Set task: Copy every line of the data in which the word "是研究应用物理因子作用于人体以提高健康水平" occurs.

Data shown:
——————————

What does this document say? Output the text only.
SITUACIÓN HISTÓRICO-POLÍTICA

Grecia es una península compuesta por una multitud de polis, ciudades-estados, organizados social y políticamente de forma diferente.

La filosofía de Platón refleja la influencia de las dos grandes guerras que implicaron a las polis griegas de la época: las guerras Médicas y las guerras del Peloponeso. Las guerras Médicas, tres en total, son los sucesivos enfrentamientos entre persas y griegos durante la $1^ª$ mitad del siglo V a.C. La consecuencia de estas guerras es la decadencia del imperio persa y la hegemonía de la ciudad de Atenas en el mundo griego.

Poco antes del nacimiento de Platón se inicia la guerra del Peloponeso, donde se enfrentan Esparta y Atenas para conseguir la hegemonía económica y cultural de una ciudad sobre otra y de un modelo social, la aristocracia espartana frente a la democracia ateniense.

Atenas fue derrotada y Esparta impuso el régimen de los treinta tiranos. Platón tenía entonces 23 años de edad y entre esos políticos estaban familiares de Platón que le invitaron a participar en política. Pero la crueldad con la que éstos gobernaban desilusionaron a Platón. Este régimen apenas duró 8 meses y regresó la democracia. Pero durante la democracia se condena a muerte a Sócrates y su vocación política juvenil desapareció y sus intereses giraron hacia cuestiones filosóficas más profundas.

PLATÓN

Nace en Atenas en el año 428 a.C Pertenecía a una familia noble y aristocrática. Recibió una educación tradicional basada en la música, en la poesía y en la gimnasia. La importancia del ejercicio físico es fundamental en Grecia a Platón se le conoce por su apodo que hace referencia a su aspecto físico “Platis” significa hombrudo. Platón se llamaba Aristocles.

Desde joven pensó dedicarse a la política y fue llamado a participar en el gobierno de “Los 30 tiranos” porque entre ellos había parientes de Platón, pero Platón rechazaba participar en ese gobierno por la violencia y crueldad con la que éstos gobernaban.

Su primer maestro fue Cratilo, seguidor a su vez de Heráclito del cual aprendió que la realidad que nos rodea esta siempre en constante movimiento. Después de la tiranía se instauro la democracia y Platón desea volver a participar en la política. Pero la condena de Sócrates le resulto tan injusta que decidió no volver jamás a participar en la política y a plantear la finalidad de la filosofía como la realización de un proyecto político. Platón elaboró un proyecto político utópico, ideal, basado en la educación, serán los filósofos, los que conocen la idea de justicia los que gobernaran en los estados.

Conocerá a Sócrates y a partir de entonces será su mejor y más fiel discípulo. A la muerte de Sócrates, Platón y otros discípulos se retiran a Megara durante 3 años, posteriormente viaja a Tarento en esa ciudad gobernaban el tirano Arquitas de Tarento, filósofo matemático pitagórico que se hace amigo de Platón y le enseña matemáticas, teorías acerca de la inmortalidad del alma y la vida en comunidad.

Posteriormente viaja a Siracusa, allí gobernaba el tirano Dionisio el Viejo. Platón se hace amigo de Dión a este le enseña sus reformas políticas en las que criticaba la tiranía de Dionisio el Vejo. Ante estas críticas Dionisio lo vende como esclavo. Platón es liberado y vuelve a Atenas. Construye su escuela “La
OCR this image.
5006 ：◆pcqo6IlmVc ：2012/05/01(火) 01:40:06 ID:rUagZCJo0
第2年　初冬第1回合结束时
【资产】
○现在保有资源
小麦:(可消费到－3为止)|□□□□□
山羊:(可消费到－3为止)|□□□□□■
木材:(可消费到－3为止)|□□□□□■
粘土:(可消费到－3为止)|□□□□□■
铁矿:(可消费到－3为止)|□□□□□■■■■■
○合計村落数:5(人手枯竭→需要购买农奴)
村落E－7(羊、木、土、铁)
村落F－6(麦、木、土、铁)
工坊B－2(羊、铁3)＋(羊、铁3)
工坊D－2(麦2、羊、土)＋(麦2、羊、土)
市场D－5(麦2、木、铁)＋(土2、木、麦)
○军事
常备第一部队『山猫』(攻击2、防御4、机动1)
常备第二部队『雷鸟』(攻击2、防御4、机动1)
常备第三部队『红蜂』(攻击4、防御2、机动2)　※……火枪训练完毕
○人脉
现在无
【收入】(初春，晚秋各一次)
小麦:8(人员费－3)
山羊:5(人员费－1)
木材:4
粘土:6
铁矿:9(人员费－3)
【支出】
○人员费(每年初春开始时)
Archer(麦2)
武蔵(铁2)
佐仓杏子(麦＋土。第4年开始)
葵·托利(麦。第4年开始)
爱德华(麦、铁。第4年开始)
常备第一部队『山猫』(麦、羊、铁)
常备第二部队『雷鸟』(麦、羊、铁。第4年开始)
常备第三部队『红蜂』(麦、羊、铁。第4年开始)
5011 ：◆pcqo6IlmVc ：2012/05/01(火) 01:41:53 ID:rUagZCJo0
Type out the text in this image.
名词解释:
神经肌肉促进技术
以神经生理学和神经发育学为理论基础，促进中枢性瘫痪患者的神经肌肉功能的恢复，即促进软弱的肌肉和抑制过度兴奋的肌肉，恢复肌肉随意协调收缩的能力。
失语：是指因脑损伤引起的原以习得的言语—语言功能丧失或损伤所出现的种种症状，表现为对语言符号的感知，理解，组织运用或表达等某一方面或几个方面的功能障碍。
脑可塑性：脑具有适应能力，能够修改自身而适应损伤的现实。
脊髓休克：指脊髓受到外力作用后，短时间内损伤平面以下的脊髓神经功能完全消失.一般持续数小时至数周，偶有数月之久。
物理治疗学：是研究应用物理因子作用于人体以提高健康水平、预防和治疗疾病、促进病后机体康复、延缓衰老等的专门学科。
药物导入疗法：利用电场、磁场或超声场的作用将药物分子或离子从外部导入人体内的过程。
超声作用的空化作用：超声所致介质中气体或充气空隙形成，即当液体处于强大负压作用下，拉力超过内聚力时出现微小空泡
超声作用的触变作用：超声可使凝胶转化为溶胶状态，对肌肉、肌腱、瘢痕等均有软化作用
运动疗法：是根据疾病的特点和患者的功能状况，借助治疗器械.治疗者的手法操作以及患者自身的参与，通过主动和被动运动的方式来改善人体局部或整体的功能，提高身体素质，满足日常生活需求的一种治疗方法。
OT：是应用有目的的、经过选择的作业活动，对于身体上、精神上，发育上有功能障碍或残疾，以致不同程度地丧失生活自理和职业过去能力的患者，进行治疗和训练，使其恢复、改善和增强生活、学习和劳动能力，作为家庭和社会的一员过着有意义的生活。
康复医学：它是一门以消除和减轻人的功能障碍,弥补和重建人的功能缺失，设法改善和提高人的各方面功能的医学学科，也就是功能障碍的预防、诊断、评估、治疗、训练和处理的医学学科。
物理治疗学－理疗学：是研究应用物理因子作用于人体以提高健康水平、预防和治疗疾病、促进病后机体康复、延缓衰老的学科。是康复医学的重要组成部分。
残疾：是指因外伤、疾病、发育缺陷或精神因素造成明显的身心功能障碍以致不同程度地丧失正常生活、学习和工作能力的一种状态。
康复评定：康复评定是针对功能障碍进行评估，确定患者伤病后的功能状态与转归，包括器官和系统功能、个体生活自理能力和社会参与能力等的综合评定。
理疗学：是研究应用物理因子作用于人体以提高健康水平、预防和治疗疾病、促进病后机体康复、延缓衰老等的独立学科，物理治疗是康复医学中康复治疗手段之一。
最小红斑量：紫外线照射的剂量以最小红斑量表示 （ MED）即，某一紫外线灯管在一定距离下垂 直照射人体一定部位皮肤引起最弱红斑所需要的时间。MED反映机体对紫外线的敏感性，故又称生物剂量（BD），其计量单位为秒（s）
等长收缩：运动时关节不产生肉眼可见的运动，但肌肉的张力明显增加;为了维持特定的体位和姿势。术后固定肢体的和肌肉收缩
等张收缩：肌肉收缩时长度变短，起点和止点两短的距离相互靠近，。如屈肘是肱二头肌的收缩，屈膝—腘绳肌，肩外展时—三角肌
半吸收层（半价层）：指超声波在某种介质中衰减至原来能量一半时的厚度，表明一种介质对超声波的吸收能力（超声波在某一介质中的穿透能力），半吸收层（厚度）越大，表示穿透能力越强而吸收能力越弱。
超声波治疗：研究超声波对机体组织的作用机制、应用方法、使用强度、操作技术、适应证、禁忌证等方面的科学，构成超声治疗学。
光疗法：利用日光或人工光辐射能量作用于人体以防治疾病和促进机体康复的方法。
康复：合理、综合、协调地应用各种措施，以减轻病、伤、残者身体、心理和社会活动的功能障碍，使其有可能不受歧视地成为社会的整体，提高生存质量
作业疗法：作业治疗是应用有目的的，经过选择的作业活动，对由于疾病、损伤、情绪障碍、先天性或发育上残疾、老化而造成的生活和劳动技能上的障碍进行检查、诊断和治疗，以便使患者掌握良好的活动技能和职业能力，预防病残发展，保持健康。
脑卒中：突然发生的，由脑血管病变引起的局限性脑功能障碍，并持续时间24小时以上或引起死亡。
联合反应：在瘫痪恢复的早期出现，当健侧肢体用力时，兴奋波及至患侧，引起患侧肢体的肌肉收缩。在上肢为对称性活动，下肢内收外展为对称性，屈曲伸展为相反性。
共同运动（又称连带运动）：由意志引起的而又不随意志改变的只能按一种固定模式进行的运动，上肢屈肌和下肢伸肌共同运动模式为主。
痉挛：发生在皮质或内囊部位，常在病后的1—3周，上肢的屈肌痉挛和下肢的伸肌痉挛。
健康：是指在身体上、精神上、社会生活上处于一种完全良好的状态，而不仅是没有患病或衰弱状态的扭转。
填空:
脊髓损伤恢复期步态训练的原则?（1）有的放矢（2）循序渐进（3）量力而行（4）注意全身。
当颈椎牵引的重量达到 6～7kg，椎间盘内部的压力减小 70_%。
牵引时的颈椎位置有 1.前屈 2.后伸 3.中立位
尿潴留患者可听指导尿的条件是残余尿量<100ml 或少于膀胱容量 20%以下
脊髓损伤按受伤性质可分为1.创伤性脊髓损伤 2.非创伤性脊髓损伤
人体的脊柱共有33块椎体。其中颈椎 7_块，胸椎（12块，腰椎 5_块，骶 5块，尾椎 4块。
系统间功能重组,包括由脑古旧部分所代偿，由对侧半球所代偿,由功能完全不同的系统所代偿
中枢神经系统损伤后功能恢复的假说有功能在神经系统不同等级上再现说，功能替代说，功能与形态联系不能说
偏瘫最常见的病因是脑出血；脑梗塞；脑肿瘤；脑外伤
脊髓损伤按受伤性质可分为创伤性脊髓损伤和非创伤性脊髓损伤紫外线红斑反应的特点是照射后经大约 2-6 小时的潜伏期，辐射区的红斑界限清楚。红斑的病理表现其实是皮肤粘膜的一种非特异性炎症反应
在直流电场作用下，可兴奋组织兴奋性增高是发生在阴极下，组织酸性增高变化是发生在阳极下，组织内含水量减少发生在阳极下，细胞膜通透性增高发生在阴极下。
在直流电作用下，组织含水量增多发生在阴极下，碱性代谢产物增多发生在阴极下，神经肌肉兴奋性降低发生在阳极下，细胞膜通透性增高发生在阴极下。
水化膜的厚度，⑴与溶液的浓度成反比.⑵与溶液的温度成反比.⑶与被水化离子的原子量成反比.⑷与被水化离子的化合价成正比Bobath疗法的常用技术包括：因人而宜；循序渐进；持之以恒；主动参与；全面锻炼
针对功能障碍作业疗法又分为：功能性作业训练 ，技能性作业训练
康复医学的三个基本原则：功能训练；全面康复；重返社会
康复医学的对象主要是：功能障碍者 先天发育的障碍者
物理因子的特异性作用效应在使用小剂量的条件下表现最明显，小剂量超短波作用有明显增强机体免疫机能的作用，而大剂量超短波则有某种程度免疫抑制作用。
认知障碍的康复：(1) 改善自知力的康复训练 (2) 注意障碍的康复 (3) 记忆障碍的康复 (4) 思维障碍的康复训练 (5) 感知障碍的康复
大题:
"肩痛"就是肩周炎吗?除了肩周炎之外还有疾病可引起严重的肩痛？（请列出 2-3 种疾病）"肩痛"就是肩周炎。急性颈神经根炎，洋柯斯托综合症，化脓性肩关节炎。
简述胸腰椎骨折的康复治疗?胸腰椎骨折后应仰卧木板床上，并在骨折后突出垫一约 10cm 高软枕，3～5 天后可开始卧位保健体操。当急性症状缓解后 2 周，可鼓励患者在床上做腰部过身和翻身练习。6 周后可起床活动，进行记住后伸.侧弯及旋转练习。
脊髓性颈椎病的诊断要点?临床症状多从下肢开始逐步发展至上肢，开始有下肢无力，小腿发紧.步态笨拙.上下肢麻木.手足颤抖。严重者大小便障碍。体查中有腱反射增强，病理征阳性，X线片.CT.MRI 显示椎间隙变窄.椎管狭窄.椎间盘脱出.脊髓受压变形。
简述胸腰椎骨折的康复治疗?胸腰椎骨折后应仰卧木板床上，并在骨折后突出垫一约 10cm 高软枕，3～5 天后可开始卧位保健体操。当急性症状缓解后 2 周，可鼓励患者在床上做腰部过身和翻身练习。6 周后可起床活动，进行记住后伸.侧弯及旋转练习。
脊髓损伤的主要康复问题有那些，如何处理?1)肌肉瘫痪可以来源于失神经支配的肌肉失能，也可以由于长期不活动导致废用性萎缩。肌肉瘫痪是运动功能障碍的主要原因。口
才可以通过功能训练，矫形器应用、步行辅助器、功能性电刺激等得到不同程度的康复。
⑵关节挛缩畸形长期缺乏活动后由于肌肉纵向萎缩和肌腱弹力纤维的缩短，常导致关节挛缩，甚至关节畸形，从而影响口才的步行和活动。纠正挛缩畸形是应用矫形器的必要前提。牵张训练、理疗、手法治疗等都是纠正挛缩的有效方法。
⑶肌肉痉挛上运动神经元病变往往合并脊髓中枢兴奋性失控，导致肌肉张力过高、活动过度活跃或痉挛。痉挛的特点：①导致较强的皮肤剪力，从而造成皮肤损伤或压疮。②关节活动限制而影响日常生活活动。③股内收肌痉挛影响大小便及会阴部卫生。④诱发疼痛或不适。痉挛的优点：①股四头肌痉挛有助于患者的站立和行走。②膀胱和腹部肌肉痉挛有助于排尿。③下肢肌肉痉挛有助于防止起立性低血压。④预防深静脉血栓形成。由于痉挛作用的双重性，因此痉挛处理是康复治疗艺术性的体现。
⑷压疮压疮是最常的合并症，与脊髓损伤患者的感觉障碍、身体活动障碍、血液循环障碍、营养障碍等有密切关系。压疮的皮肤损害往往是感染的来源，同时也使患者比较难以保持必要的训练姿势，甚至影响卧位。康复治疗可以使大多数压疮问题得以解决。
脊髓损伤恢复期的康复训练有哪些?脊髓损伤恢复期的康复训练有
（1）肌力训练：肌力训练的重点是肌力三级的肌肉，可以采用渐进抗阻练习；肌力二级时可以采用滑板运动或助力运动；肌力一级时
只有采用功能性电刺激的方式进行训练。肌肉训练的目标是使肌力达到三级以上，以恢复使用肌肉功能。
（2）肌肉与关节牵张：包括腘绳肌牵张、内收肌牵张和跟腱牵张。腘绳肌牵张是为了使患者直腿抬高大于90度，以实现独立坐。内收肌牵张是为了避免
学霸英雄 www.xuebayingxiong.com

——————————

Written solution:
物理治疗学：是研究应用物理因子作用于人体以提高健康水平、预防和治疗疾病、促进病后机体康复、延缓衰老等的专门学科。
物理治疗学－理疗学：是研究应用物理因子作用于人体以提高健康水平、预防和治疗疾病、促进病后机体康复、延缓衰老的学科。是康复医学的重要组成部分。
理疗学：是研究应用物理因子作用于人体以提高健康水平、预防和治疗疾病、促进病后机体康复、延缓衰老等的独立学科，物理治疗是康复医学中康复治疗手段之一。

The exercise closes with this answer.